Below is some material; set it all down exactly, apart from the pictures.

▶ Dataset records:
- - - - -

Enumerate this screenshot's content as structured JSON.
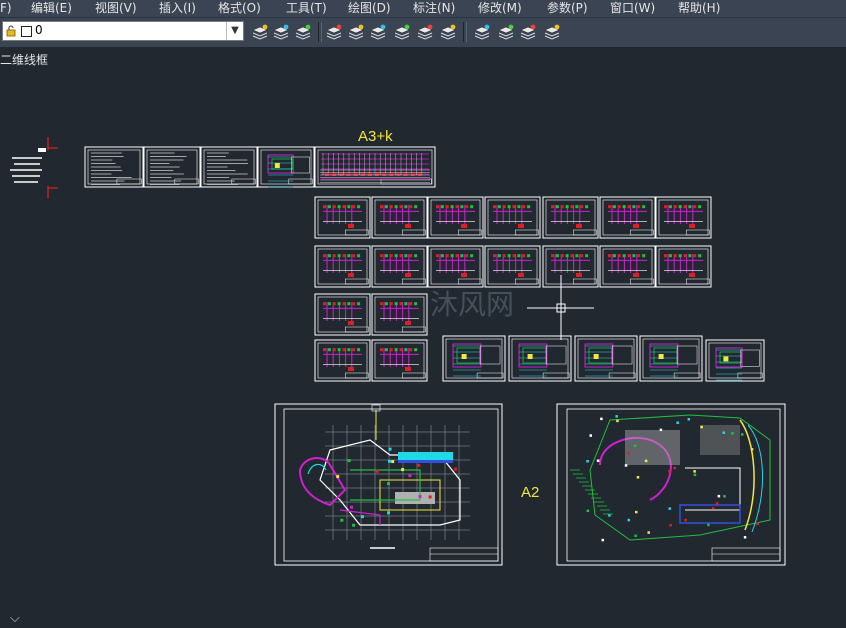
{
  "menubar": {
    "items": [
      {
        "label": "F)"
      },
      {
        "label": "编辑(E)"
      },
      {
        "label": "视图(V)"
      },
      {
        "label": "插入(I)"
      },
      {
        "label": "格式(O)"
      },
      {
        "label": "工具(T)"
      },
      {
        "label": "绘图(D)"
      },
      {
        "label": "标注(N)"
      },
      {
        "label": "修改(M)"
      },
      {
        "label": "参数(P)"
      },
      {
        "label": "窗口(W)"
      },
      {
        "label": "帮助(H)"
      }
    ]
  },
  "toolbar": {
    "layer_value": "0",
    "icons": [
      "layer-manager-icon",
      "layer-state-icon",
      "layer-previous-icon",
      "layer-match-icon",
      "layer-isolate-icon",
      "layer-unisolate-icon",
      "layer-off-icon",
      "layer-freeze-icon",
      "layer-lock-icon",
      "layer-walk-icon",
      "layer-merge-icon",
      "layer-delete-icon",
      "layer-lock-fade-icon"
    ]
  },
  "viewport": {
    "label": "二维线框"
  },
  "drawing": {
    "label_a3": "A3+k",
    "label_a2": "A2",
    "watermark": "沐风网",
    "colors": {
      "background": "#212830",
      "sheet": "#ffffff",
      "magenta": "#d020d0",
      "cyan": "#20d8e8",
      "yellow": "#f2e83a",
      "red": "#e02020",
      "green": "#20c040",
      "blue": "#3050e0"
    }
  },
  "ucs": {
    "glyph": "⌵"
  }
}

- - - - -

▶ Exercise output:
Enumerate this screenshot's content as structured JSON.
{
  "menubar": {
    "items": [
      {
        "label": "F)"
      },
      {
        "label": "编辑(E)"
      },
      {
        "label": "视图(V)"
      },
      {
        "label": "插入(I)"
      },
      {
        "label": "格式(O)"
      },
      {
        "label": "工具(T)"
      },
      {
        "label": "绘图(D)"
      },
      {
        "label": "标注(N)"
      },
      {
        "label": "修改(M)"
      },
      {
        "label": "参数(P)"
      },
      {
        "label": "窗口(W)"
      },
      {
        "label": "帮助(H)"
      }
    ]
  },
  "toolbar": {
    "layer_value": "0",
    "icons": [
      "layer-manager-icon",
      "layer-state-icon",
      "layer-previous-icon",
      "layer-match-icon",
      "layer-isolate-icon",
      "layer-unisolate-icon",
      "layer-off-icon",
      "layer-freeze-icon",
      "layer-lock-icon",
      "layer-walk-icon",
      "layer-merge-icon",
      "layer-delete-icon",
      "layer-lock-fade-icon"
    ]
  },
  "viewport": {
    "label": "二维线框"
  },
  "drawing": {
    "label_a3": "A3+k",
    "label_a2": "A2",
    "watermark": "沐风网",
    "colors": {
      "background": "#212830",
      "sheet": "#ffffff",
      "magenta": "#d020d0",
      "cyan": "#20d8e8",
      "yellow": "#f2e83a",
      "red": "#e02020",
      "green": "#20c040",
      "blue": "#3050e0"
    }
  },
  "ucs": {
    "glyph": "⌵"
  }
}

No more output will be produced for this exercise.